# Exercise instructions
Only the number is wanted: how many lines contain the word "Phishing"?

....................

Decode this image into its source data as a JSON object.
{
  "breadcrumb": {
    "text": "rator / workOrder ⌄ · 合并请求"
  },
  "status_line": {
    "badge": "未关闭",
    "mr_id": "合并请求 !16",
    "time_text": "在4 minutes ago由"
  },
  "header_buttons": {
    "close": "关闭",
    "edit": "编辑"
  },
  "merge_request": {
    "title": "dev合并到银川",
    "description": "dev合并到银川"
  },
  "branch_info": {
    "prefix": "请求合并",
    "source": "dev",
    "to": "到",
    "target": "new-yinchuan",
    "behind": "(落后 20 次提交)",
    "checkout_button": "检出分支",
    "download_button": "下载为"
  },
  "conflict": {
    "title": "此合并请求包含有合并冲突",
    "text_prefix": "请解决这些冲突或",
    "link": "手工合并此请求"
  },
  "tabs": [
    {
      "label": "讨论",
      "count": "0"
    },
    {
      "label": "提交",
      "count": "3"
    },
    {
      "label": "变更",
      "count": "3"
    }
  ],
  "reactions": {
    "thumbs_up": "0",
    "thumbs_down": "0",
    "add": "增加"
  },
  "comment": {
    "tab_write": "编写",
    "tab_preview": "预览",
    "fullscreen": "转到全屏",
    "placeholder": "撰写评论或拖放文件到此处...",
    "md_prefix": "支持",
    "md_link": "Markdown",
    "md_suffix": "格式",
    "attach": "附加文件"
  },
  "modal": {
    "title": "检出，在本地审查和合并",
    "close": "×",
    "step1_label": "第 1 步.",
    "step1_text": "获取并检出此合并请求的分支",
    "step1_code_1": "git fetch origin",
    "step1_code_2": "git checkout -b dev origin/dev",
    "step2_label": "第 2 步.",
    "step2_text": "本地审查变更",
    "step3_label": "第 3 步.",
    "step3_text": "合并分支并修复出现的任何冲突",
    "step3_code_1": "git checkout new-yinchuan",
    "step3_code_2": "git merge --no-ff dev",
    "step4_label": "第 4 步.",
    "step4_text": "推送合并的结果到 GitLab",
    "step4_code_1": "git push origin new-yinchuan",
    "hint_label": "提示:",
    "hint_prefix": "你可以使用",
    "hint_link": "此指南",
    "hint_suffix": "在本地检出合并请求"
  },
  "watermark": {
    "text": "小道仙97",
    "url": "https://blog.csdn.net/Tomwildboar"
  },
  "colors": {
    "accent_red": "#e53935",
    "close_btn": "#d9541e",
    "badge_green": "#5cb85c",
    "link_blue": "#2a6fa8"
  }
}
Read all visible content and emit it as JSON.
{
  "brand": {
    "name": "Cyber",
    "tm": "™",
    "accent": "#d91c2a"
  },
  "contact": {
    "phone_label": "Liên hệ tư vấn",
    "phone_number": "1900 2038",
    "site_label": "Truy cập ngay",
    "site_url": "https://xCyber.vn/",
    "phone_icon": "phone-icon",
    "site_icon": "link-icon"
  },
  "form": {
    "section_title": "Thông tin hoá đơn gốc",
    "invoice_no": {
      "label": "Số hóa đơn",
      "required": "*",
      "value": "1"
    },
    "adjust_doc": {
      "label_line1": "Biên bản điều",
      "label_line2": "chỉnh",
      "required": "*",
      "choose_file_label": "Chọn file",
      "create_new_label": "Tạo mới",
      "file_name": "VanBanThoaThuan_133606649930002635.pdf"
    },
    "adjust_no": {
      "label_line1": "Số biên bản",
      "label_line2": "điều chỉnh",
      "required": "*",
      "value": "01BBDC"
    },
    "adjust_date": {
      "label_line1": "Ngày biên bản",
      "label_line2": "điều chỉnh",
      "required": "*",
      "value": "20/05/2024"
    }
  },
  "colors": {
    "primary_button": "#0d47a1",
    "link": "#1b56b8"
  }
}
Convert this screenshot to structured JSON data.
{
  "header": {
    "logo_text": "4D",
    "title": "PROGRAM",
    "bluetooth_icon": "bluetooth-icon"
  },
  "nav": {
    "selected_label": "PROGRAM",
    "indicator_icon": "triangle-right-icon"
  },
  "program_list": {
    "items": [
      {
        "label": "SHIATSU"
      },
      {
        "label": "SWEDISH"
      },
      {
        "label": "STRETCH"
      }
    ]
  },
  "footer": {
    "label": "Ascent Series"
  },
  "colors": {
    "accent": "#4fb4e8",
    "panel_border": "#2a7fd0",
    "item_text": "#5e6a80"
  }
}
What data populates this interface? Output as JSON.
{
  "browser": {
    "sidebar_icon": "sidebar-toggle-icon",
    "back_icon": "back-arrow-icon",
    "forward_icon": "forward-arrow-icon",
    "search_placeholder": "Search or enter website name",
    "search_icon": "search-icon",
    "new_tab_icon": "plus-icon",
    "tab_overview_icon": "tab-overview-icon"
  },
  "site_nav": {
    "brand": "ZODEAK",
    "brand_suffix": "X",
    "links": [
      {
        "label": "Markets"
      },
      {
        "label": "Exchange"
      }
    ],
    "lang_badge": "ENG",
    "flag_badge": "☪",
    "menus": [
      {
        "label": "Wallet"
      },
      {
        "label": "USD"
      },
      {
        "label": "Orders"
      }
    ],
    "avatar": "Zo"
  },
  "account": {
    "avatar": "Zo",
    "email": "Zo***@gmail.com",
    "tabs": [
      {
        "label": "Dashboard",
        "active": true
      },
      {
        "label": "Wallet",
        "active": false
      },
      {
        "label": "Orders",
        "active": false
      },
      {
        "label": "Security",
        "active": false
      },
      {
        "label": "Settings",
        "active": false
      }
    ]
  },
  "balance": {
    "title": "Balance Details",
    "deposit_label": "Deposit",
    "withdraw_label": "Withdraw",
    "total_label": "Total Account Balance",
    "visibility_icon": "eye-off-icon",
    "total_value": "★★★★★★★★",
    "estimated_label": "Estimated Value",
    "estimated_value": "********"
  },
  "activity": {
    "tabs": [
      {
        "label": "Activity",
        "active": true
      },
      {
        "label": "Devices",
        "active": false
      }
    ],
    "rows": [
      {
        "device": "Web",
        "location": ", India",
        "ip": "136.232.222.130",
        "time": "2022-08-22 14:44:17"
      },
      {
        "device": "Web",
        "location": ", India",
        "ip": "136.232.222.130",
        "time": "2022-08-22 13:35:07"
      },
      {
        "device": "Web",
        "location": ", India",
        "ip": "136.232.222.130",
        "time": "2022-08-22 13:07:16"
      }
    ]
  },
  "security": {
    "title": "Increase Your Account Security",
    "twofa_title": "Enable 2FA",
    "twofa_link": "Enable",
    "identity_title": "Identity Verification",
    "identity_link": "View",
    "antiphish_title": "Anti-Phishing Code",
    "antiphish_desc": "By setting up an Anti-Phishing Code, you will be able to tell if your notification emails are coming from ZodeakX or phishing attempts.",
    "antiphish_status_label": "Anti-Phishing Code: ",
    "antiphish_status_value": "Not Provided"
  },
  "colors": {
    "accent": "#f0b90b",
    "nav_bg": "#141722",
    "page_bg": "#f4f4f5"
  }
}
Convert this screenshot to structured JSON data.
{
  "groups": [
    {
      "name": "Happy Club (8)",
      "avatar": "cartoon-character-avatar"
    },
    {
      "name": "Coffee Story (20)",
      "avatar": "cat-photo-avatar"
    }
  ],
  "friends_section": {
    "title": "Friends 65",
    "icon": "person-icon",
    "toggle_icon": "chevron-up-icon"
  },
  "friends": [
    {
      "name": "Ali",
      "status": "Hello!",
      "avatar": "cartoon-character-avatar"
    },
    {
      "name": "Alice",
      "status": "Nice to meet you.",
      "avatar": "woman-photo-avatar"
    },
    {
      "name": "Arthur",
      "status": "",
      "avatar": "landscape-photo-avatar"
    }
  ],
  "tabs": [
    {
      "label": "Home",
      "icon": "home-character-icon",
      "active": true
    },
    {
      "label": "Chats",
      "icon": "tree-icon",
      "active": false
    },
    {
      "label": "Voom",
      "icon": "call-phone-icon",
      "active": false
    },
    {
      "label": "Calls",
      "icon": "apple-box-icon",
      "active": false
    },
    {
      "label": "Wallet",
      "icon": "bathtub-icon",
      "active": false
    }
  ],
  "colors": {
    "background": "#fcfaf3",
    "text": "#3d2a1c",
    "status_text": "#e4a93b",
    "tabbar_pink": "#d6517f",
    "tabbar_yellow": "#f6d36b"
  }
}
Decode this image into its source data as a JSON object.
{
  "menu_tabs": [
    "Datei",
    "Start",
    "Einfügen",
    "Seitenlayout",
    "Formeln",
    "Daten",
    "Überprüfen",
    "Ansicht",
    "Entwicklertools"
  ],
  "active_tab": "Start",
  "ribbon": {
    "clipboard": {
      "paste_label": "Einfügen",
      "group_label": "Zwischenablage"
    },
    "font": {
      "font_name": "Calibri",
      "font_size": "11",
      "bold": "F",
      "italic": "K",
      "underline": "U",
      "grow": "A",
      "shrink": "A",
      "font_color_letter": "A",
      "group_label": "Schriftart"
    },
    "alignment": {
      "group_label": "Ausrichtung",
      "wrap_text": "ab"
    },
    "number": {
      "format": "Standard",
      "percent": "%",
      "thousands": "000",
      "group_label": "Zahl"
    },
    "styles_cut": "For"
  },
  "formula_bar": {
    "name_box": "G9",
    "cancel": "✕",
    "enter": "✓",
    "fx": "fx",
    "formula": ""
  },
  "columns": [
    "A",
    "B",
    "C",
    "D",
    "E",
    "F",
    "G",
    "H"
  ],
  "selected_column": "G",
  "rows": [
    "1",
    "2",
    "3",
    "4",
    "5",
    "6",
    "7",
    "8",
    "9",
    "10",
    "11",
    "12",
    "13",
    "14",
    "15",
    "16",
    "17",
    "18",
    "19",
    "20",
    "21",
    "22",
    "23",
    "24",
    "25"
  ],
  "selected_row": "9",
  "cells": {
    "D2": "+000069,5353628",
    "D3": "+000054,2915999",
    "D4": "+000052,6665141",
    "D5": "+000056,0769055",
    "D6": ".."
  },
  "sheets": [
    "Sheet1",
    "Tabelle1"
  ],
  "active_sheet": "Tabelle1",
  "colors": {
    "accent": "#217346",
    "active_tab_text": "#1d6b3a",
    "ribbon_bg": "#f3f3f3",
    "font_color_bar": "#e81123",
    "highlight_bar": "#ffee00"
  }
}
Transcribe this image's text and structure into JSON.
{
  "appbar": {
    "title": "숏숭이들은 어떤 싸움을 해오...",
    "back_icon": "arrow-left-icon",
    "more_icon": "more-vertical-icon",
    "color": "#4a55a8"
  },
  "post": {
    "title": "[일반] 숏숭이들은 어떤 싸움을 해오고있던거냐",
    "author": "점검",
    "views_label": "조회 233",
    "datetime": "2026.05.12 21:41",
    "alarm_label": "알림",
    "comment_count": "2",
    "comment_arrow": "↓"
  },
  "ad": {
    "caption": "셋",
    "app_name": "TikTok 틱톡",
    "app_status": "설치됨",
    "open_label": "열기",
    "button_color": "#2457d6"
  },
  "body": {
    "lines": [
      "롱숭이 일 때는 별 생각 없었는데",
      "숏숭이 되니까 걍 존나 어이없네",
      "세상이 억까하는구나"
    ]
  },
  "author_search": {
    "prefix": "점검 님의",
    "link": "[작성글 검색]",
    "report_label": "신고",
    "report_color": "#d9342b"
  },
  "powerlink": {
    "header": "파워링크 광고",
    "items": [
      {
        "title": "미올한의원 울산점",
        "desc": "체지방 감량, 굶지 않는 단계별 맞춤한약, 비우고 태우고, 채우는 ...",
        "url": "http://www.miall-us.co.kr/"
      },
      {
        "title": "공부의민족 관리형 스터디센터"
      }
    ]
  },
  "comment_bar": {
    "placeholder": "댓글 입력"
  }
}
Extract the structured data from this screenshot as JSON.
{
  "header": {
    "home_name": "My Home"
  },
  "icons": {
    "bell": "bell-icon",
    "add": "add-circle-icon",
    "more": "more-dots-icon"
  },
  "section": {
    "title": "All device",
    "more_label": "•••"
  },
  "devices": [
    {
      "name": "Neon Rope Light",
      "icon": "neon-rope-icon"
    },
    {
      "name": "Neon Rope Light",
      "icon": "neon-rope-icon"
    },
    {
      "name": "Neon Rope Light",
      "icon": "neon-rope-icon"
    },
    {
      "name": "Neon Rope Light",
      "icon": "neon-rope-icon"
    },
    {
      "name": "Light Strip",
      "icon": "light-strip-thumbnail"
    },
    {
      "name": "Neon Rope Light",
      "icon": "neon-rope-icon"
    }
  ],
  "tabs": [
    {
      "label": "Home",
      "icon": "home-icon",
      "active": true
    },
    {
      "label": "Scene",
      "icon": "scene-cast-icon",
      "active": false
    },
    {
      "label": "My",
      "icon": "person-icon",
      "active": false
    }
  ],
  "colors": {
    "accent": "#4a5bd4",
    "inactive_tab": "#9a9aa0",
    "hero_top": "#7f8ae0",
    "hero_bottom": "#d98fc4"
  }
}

....................

# The reply
3